## Start RECORDED DATA

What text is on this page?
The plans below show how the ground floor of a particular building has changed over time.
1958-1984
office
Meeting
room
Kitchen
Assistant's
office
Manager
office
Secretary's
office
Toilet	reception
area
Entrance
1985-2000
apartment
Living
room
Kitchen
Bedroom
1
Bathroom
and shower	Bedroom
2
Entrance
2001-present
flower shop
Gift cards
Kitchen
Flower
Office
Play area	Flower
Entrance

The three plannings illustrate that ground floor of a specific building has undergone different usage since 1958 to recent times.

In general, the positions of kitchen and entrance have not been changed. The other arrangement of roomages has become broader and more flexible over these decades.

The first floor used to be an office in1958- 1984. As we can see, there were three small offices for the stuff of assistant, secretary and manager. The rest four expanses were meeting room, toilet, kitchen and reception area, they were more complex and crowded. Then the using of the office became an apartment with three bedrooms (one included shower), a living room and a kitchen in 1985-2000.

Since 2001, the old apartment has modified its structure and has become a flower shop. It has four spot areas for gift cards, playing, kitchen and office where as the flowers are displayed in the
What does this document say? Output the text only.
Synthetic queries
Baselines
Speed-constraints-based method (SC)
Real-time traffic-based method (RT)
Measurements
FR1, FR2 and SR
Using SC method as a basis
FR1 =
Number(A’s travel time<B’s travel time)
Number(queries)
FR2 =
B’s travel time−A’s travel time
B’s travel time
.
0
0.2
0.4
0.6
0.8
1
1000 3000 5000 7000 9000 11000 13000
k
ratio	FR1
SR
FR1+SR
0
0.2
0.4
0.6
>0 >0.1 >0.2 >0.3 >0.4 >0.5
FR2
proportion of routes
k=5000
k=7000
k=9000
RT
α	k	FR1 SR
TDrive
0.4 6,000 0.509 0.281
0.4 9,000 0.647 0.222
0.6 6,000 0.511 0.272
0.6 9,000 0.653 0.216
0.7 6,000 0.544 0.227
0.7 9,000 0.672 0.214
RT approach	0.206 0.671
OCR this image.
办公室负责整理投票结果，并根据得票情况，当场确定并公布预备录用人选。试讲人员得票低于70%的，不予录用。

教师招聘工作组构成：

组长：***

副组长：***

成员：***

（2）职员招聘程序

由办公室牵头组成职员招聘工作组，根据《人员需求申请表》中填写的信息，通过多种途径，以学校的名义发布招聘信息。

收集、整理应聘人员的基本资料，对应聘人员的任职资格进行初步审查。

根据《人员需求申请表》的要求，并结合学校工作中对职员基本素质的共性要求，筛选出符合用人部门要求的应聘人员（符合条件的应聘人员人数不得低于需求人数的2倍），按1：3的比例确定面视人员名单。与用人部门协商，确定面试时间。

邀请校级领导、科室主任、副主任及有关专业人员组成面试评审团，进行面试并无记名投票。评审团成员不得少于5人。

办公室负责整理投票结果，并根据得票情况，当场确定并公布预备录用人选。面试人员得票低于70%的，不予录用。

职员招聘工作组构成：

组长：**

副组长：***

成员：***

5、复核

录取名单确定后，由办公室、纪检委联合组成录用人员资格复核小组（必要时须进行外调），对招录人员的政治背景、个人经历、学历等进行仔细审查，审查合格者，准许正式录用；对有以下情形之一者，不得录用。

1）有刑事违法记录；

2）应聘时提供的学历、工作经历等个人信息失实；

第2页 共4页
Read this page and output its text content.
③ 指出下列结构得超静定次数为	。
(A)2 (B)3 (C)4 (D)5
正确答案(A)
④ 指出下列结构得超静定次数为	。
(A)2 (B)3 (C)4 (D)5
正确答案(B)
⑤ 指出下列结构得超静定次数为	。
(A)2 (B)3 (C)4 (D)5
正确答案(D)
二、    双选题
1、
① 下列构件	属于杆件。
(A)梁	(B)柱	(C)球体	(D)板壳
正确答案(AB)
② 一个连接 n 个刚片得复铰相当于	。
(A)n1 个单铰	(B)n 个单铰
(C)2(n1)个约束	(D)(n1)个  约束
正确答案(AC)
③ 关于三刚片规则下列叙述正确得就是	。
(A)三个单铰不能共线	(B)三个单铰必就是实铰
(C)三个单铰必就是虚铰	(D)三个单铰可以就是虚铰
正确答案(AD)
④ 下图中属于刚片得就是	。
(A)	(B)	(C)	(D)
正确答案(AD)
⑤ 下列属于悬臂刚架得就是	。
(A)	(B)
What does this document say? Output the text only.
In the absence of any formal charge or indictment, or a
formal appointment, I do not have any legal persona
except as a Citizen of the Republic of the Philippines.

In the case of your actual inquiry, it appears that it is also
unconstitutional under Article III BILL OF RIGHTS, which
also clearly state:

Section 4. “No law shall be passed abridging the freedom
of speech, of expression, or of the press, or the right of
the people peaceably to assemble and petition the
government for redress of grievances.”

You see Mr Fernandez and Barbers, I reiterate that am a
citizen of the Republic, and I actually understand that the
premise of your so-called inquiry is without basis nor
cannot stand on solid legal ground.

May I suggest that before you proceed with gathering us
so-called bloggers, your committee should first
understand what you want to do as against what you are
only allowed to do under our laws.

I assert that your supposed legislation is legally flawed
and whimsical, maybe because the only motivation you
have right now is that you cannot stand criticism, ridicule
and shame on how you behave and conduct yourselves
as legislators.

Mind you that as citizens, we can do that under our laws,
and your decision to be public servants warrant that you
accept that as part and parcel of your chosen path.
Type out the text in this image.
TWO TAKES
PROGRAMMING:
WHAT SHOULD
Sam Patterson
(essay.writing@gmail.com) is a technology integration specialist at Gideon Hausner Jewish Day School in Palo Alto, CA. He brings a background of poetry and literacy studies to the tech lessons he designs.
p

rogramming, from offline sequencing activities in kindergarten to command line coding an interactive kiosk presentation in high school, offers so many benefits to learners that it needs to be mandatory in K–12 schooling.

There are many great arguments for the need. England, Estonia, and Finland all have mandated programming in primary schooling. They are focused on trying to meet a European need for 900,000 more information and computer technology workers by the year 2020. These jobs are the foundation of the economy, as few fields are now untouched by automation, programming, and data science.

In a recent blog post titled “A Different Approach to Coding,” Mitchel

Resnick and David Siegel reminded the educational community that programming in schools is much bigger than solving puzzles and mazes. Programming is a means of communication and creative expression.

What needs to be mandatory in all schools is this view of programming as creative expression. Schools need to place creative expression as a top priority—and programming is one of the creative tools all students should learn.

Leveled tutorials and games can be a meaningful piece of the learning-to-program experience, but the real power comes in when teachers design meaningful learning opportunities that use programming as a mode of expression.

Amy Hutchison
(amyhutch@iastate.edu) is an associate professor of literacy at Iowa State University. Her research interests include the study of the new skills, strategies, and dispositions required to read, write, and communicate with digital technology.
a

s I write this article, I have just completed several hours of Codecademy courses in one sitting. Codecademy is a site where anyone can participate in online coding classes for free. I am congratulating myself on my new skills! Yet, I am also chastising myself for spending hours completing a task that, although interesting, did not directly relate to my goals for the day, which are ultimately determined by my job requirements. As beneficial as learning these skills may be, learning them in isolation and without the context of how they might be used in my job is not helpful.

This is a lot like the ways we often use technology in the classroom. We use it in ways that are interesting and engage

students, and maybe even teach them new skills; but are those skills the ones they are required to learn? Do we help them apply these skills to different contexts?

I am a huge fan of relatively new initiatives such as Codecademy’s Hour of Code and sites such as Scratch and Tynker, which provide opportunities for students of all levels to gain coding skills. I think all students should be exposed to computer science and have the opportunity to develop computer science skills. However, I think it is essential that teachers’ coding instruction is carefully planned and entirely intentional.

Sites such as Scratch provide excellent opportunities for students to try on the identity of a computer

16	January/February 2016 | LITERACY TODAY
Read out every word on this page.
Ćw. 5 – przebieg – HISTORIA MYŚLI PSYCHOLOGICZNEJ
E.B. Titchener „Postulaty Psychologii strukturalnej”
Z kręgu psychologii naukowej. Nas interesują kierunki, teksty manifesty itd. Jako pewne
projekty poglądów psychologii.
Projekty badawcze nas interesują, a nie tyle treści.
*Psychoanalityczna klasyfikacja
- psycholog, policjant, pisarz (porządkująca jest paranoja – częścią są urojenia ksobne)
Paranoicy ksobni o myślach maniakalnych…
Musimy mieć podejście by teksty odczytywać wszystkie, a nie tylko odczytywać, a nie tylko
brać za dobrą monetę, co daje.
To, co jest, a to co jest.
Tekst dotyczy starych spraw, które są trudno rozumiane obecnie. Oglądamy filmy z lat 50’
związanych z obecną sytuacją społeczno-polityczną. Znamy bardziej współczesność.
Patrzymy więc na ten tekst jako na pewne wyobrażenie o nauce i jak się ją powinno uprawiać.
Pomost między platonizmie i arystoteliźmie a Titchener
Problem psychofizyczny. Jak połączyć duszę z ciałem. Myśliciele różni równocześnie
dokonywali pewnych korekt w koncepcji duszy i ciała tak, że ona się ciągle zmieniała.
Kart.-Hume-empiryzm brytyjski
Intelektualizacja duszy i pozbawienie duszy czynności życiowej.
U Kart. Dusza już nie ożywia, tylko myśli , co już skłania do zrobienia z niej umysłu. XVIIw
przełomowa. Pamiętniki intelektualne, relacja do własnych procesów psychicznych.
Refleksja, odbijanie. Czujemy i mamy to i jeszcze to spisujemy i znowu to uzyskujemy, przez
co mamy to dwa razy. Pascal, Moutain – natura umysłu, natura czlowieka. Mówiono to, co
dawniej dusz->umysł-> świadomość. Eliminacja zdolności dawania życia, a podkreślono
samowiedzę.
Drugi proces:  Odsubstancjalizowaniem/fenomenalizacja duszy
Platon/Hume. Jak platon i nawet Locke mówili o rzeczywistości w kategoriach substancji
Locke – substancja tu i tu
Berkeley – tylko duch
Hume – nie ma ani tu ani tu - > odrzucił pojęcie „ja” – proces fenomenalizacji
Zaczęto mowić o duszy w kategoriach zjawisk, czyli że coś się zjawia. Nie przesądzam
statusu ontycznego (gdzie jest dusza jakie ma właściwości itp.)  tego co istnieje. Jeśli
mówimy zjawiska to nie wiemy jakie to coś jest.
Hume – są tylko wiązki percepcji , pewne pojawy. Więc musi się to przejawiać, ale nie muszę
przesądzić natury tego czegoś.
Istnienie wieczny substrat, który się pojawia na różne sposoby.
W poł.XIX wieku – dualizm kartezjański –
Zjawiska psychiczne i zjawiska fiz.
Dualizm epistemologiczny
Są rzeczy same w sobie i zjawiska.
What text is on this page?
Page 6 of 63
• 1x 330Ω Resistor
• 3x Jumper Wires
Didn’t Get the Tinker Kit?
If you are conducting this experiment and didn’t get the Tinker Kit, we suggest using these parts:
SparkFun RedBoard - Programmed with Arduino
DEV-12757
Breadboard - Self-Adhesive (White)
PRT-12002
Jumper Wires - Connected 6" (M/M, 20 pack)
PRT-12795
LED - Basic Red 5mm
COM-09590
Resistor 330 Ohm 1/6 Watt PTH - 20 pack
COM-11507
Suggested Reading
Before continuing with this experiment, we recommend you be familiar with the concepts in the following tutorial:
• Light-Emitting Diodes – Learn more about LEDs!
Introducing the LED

## End RECORDED DATA

Report how many lines in the data include the word "zjawiska", and give nothing but the count.

- SOLUTION TO THIS TASK: 3